Data to use
--

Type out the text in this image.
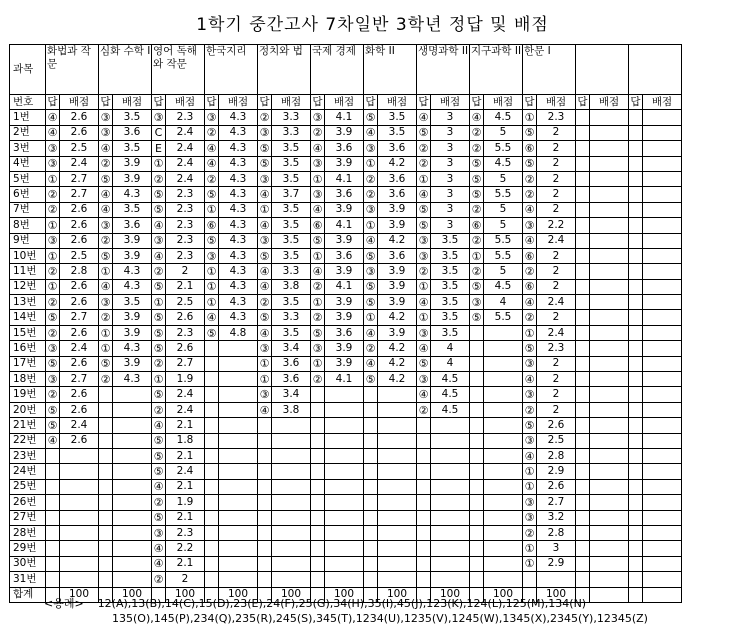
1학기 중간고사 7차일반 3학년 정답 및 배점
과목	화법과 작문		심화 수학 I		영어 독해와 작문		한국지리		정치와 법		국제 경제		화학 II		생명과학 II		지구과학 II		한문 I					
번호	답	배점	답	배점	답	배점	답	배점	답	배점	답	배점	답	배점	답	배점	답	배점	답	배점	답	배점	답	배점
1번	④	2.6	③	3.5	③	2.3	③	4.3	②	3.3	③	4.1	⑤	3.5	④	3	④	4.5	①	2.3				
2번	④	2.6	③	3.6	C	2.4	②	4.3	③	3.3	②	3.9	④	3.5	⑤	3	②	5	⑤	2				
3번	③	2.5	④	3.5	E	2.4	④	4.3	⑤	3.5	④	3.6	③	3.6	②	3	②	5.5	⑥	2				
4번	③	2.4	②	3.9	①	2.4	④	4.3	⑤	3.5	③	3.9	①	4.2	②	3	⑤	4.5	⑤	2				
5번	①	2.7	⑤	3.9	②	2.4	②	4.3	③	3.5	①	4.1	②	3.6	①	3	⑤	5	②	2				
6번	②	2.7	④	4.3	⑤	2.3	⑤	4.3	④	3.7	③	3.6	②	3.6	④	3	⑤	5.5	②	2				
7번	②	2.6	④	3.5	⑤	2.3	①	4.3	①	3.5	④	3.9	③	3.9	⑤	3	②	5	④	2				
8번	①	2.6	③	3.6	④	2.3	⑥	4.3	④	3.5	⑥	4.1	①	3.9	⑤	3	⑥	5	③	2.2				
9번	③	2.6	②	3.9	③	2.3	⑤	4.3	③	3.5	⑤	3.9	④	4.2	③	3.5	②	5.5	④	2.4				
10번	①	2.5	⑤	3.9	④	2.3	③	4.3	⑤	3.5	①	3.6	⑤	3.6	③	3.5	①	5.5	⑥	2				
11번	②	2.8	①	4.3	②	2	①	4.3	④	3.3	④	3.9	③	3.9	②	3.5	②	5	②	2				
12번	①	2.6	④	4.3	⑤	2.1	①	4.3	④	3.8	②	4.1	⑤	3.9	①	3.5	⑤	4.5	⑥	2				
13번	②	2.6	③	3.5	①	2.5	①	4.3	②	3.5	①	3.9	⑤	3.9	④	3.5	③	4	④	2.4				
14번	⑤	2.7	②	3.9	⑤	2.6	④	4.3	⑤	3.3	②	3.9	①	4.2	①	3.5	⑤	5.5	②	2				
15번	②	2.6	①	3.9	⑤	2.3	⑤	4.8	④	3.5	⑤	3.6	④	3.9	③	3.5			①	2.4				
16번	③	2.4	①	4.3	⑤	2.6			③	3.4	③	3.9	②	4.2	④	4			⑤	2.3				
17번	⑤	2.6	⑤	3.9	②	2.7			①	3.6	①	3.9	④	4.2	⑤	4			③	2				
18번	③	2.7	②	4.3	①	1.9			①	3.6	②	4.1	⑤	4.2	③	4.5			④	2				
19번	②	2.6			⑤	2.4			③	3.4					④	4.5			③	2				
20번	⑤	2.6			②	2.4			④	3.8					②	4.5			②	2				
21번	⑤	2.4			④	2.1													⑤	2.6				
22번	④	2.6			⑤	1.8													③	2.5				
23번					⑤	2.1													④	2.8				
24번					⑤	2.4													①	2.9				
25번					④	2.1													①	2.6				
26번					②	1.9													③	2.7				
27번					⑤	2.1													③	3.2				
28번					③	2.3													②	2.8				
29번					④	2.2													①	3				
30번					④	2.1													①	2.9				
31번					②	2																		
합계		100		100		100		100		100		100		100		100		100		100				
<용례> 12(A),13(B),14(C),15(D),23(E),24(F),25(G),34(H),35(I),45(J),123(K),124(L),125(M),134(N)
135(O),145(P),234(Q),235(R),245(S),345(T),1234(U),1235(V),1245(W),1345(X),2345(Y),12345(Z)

--

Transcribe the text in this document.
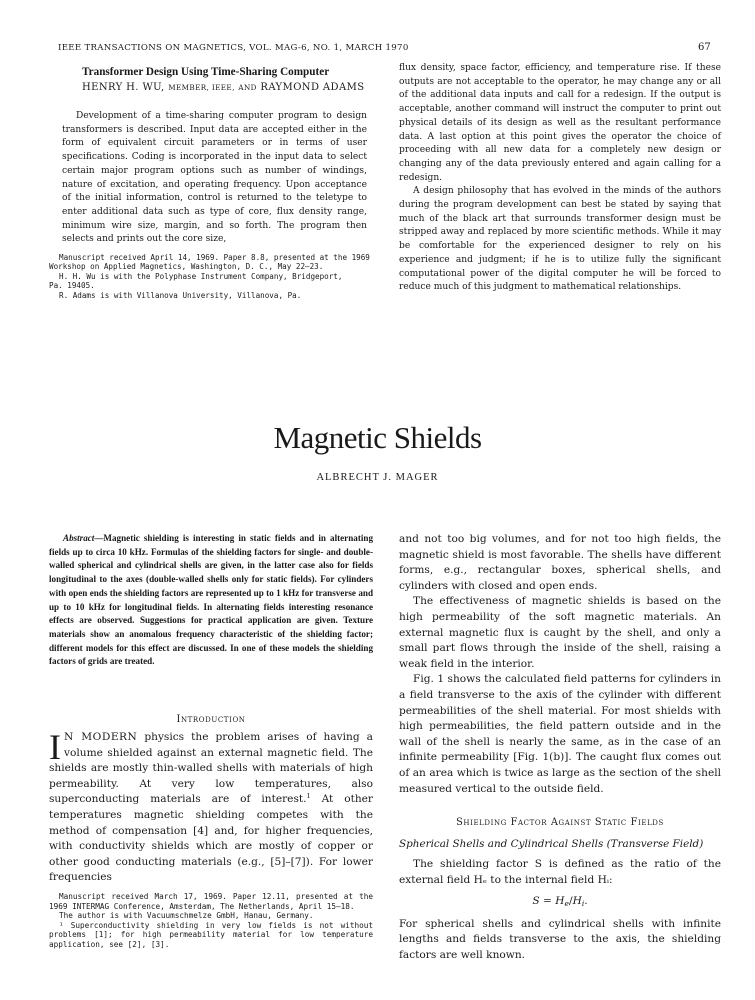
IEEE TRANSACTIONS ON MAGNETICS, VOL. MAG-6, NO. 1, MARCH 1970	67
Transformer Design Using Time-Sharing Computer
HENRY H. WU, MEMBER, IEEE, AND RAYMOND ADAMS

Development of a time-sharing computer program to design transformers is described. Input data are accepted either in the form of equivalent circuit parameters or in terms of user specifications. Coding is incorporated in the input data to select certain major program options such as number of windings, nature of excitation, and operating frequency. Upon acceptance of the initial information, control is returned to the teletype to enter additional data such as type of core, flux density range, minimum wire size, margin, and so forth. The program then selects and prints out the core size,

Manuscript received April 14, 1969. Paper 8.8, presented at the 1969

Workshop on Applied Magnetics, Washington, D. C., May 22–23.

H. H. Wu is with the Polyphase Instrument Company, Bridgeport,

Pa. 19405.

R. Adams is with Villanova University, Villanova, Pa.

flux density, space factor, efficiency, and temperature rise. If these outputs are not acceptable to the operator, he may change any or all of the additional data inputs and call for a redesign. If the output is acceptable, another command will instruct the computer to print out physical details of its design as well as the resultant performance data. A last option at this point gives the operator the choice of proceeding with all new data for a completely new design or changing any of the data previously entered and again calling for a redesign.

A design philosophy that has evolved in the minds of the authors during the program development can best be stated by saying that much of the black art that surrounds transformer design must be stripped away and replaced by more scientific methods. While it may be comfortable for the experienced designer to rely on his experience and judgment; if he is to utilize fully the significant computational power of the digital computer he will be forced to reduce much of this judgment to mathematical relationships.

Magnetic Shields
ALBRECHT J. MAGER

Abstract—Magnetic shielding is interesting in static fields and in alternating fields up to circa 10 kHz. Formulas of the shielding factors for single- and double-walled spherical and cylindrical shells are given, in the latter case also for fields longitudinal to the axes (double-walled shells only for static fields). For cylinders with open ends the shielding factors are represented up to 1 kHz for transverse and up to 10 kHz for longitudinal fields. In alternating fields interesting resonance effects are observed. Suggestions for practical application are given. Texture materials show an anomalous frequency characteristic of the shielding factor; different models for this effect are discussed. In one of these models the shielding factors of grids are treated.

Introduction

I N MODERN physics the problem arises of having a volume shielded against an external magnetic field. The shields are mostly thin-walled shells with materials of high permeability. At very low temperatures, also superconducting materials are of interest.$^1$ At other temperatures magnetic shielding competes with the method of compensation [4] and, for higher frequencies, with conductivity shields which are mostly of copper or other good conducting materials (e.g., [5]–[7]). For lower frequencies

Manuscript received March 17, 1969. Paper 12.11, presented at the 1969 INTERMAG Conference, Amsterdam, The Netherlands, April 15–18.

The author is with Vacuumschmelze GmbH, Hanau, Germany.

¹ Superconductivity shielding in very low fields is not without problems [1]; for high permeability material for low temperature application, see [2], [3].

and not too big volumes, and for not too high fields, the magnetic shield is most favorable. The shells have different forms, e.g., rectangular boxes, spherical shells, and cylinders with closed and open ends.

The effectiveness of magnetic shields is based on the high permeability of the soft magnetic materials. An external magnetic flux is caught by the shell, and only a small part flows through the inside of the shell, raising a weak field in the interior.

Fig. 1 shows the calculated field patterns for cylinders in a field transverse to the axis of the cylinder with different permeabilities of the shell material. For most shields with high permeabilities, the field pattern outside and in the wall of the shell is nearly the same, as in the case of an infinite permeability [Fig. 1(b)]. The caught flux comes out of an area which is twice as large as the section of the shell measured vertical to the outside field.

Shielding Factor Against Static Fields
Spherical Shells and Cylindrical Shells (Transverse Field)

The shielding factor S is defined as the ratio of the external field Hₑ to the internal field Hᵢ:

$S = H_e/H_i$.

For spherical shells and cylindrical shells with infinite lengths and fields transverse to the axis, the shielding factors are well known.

--

Task requirements
Copy out all lines above that include the string "IEEE".

The output
IEEE TRANSACTIONS ON MAGNETICS, VOL. MAG-6, NO. 1, MARCH 1970	67
HENRY H. WU, MEMBER, IEEE, AND RAYMOND ADAMS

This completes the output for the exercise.